DIRECTIONS:
Retype the material word for word.

[START OF EXERCISE MATERIALS]

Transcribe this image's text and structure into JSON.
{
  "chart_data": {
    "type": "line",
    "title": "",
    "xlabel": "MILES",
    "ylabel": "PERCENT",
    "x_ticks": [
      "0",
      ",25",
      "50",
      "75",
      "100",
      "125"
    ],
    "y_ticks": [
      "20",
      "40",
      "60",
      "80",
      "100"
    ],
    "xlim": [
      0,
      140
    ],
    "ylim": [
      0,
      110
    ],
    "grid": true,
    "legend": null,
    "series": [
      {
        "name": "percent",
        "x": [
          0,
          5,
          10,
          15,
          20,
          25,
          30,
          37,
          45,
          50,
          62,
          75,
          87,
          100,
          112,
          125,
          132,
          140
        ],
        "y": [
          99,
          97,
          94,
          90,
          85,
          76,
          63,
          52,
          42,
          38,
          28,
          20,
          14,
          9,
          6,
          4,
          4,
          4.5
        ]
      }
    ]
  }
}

[END OF EXERCISE MATERIALS]

OUTPUT FOR THIS TASK:
Transcribe this image's text and structure into JSON.
{
  "chart_data": {
    "type": "line",
    "title": "",
    "xlabel": "MILES",
    "ylabel": "PERCENT",
    "x_ticks": [
      "0",
      ",25",
      "50",
      "75",
      "100",
      "125"
    ],
    "y_ticks": [
      "20",
      "40",
      "60",
      "80",
      "100"
    ],
    "xlim": [
      0,
      140
    ],
    "ylim": [
      0,
      110
    ],
    "grid": true,
    "legend": null,
    "series": [
      {
        "name": "percent",
        "x": [
          0,
          5,
          10,
          15,
          20,
          25,
          30,
          37,
          45,
          50,
          62,
          75,
          87,
          100,
          112,
          125,
          132,
          140
        ],
        "y": [
          99,
          97,
          94,
          90,
          85,
          76,
          63,
          52,
          42,
          38,
          28,
          20,
          14,
          9,
          6,
          4,
          4,
          4.5
        ]
      }
    ]
  }
}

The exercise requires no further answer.